Extracted data entries
— begin —
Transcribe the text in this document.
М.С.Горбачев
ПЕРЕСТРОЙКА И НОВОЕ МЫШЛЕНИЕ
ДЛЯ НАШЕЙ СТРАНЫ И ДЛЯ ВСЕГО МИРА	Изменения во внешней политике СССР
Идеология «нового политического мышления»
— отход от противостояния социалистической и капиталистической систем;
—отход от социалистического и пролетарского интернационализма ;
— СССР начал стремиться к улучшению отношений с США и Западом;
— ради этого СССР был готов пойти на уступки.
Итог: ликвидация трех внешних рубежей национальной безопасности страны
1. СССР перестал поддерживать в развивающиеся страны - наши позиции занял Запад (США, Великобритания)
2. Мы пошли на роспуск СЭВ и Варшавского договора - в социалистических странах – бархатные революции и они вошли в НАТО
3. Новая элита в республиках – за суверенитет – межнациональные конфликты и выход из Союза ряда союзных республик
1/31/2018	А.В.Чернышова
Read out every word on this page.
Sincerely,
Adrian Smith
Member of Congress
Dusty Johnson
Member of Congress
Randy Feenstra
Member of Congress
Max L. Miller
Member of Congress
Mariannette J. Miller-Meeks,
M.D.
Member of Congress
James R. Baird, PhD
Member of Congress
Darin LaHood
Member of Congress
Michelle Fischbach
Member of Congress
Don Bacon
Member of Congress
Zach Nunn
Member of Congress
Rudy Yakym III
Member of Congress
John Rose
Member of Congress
— end —
Written problem >> Print every record exactly as it was given.

Full response >>
Transcribe the text in this document.
М.С.Горбачев
ПЕРЕСТРОЙКА И НОВОЕ МЫШЛЕНИЕ
ДЛЯ НАШЕЙ СТРАНЫ И ДЛЯ ВСЕГО МИРА	Изменения во внешней политике СССР
Идеология «нового политического мышления»
— отход от противостояния социалистической и капиталистической систем;
—отход от социалистического и пролетарского интернационализма ;
— СССР начал стремиться к улучшению отношений с США и Западом;
— ради этого СССР был готов пойти на уступки.
Итог: ликвидация трех внешних рубежей национальной безопасности страны
1. СССР перестал поддерживать в развивающиеся страны - наши позиции занял Запад (США, Великобритания)
2. Мы пошли на роспуск СЭВ и Варшавского договора - в социалистических странах – бархатные революции и они вошли в НАТО
3. Новая элита в республиках – за суверенитет – межнациональные конфликты и выход из Союза ряда союзных республик
1/31/2018	А.В.Чернышова
Read out every word on this page.
Sincerely,
Adrian Smith
Member of Congress
Dusty Johnson
Member of Congress
Randy Feenstra
Member of Congress
Max L. Miller
Member of Congress
Mariannette J. Miller-Meeks,
M.D.
Member of Congress
James R. Baird, PhD
Member of Congress
Darin LaHood
Member of Congress
Michelle Fischbach
Member of Congress
Don Bacon
Member of Congress
Zach Nunn
Member of Congress
Rudy Yakym III
Member of Congress
John Rose
Member of Congress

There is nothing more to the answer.